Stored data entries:

'''

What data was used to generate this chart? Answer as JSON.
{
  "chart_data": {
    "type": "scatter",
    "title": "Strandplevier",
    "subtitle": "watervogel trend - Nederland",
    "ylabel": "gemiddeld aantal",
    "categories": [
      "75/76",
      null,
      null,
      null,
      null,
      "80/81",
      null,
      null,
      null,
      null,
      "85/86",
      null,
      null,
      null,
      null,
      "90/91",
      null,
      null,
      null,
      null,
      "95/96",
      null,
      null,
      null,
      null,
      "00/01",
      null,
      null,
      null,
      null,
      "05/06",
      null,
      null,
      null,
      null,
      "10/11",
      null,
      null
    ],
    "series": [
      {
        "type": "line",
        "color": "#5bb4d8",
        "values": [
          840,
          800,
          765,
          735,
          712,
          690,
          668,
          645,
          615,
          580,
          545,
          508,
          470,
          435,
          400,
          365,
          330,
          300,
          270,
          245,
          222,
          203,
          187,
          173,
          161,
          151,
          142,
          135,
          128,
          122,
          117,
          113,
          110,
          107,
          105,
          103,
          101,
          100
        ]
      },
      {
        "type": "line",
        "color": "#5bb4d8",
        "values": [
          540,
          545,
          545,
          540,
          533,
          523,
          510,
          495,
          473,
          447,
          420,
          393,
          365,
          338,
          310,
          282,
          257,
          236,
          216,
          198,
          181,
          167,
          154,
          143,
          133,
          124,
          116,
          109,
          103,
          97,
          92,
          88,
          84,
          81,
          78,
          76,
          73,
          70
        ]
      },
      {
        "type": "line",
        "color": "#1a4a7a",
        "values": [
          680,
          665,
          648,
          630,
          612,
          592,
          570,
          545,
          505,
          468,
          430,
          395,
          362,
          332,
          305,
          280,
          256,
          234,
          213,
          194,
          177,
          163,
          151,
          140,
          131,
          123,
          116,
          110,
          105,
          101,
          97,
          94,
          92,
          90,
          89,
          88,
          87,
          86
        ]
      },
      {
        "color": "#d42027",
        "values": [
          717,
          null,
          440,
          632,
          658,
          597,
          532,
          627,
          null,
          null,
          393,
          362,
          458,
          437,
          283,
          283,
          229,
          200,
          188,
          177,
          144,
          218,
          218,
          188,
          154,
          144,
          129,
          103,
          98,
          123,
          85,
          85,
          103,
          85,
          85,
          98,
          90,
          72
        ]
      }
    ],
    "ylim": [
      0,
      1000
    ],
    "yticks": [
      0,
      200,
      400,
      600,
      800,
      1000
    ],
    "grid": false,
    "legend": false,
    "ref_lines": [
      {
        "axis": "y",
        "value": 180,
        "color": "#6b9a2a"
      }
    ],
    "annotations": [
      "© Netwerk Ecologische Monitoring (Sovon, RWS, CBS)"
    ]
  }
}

'''

● INSTRUCTIONS FOR THE TASK: Make an exact copy of the data above.

● WORKED SOLUTION:
What data was used to generate this chart? Answer as JSON.
{
  "chart_data": {
    "type": "scatter",
    "title": "Strandplevier",
    "subtitle": "watervogel trend - Nederland",
    "ylabel": "gemiddeld aantal",
    "categories": [
      "75/76",
      null,
      null,
      null,
      null,
      "80/81",
      null,
      null,
      null,
      null,
      "85/86",
      null,
      null,
      null,
      null,
      "90/91",
      null,
      null,
      null,
      null,
      "95/96",
      null,
      null,
      null,
      null,
      "00/01",
      null,
      null,
      null,
      null,
      "05/06",
      null,
      null,
      null,
      null,
      "10/11",
      null,
      null
    ],
    "series": [
      {
        "type": "line",
        "color": "#5bb4d8",
        "values": [
          840,
          800,
          765,
          735,
          712,
          690,
          668,
          645,
          615,
          580,
          545,
          508,
          470,
          435,
          400,
          365,
          330,
          300,
          270,
          245,
          222,
          203,
          187,
          173,
          161,
          151,
          142,
          135,
          128,
          122,
          117,
          113,
          110,
          107,
          105,
          103,
          101,
          100
        ]
      },
      {
        "type": "line",
        "color": "#5bb4d8",
        "values": [
          540,
          545,
          545,
          540,
          533,
          523,
          510,
          495,
          473,
          447,
          420,
          393,
          365,
          338,
          310,
          282,
          257,
          236,
          216,
          198,
          181,
          167,
          154,
          143,
          133,
          124,
          116,
          109,
          103,
          97,
          92,
          88,
          84,
          81,
          78,
          76,
          73,
          70
        ]
      },
      {
        "type": "line",
        "color": "#1a4a7a",
        "values": [
          680,
          665,
          648,
          630,
          612,
          592,
          570,
          545,
          505,
          468,
          430,
          395,
          362,
          332,
          305,
          280,
          256,
          234,
          213,
          194,
          177,
          163,
          151,
          140,
          131,
          123,
          116,
          110,
          105,
          101,
          97,
          94,
          92,
          90,
          89,
          88,
          87,
          86
        ]
      },
      {
        "color": "#d42027",
        "values": [
          717,
          null,
          440,
          632,
          658,
          597,
          532,
          627,
          null,
          null,
          393,
          362,
          458,
          437,
          283,
          283,
          229,
          200,
          188,
          177,
          144,
          218,
          218,
          188,
          154,
          144,
          129,
          103,
          98,
          123,
          85,
          85,
          103,
          85,
          85,
          98,
          90,
          72
        ]
      }
    ],
    "ylim": [
      0,
      1000
    ],
    "yticks": [
      0,
      200,
      400,
      600,
      800,
      1000
    ],
    "grid": false,
    "legend": false,
    "ref_lines": [
      {
        "axis": "y",
        "value": 180,
        "color": "#6b9a2a"
      }
    ],
    "annotations": [
      "© Netwerk Ecologische Monitoring (Sovon, RWS, CBS)"
    ]
  }
}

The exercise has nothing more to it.